:: Goal of the exercise ::
Copy the records below exactly as they are written.

Collected data:

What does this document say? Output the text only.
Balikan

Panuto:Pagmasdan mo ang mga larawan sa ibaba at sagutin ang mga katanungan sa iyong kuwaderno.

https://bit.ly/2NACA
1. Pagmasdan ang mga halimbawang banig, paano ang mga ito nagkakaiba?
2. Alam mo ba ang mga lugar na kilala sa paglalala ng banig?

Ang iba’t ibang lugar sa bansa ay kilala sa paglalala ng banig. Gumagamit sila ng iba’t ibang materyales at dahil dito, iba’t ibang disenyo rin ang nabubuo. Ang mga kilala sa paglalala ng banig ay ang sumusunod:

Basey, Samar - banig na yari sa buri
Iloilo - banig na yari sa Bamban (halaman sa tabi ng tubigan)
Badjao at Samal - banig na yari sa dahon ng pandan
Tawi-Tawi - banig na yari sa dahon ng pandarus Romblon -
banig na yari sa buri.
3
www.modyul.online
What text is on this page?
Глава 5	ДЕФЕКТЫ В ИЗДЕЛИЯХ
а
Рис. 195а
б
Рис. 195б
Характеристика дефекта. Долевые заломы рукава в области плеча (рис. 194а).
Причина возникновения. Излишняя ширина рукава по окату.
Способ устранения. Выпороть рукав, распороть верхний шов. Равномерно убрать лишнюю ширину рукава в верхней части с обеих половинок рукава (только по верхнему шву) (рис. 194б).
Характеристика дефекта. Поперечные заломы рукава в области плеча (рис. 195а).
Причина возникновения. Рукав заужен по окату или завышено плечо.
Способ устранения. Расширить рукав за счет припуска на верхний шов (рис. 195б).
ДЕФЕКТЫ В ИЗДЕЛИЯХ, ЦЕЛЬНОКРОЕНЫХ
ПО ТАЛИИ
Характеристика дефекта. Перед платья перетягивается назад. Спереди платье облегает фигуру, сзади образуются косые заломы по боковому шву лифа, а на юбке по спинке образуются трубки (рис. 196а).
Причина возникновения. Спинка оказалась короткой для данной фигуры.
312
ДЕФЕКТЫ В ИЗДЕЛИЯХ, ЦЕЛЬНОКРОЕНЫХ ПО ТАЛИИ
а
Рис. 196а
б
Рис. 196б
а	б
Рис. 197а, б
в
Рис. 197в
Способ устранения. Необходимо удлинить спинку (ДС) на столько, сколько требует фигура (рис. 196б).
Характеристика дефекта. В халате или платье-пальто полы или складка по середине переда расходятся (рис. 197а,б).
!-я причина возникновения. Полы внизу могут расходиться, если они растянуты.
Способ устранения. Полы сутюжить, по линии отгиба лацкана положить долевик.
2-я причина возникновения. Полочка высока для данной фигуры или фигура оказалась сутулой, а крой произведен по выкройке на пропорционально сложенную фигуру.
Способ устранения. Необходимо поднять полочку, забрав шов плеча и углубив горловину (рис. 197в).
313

:: The result ::
What does this document say? Output the text only.
Balikan

Panuto:Pagmasdan mo ang mga larawan sa ibaba at sagutin ang mga katanungan sa iyong kuwaderno.

https://bit.ly/2NACA
1. Pagmasdan ang mga halimbawang banig, paano ang mga ito nagkakaiba?
2. Alam mo ba ang mga lugar na kilala sa paglalala ng banig?

Ang iba’t ibang lugar sa bansa ay kilala sa paglalala ng banig. Gumagamit sila ng iba’t ibang materyales at dahil dito, iba’t ibang disenyo rin ang nabubuo. Ang mga kilala sa paglalala ng banig ay ang sumusunod:

Basey, Samar - banig na yari sa buri
Iloilo - banig na yari sa Bamban (halaman sa tabi ng tubigan)
Badjao at Samal - banig na yari sa dahon ng pandan
Tawi-Tawi - banig na yari sa dahon ng pandarus Romblon -
banig na yari sa buri.
3
www.modyul.online
What text is on this page?
Глава 5	ДЕФЕКТЫ В ИЗДЕЛИЯХ
а
Рис. 195а
б
Рис. 195б
Характеристика дефекта. Долевые заломы рукава в области плеча (рис. 194а).
Причина возникновения. Излишняя ширина рукава по окату.
Способ устранения. Выпороть рукав, распороть верхний шов. Равномерно убрать лишнюю ширину рукава в верхней части с обеих половинок рукава (только по верхнему шву) (рис. 194б).
Характеристика дефекта. Поперечные заломы рукава в области плеча (рис. 195а).
Причина возникновения. Рукав заужен по окату или завышено плечо.
Способ устранения. Расширить рукав за счет припуска на верхний шов (рис. 195б).
ДЕФЕКТЫ В ИЗДЕЛИЯХ, ЦЕЛЬНОКРОЕНЫХ
ПО ТАЛИИ
Характеристика дефекта. Перед платья перетягивается назад. Спереди платье облегает фигуру, сзади образуются косые заломы по боковому шву лифа, а на юбке по спинке образуются трубки (рис. 196а).
Причина возникновения. Спинка оказалась короткой для данной фигуры.
312
ДЕФЕКТЫ В ИЗДЕЛИЯХ, ЦЕЛЬНОКРОЕНЫХ ПО ТАЛИИ
а
Рис. 196а
б
Рис. 196б
а	б
Рис. 197а, б
в
Рис. 197в
Способ устранения. Необходимо удлинить спинку (ДС) на столько, сколько требует фигура (рис. 196б).
Характеристика дефекта. В халате или платье-пальто полы или складка по середине переда расходятся (рис. 197а,б).
!-я причина возникновения. Полы внизу могут расходиться, если они растянуты.
Способ устранения. Полы сутюжить, по линии отгиба лацкана положить долевик.
2-я причина возникновения. Полочка высока для данной фигуры или фигура оказалась сутулой, а крой произведен по выкройке на пропорционально сложенную фигуру.
Способ устранения. Необходимо поднять полочку, забрав шов плеча и углубив горловину (рис. 197в).
313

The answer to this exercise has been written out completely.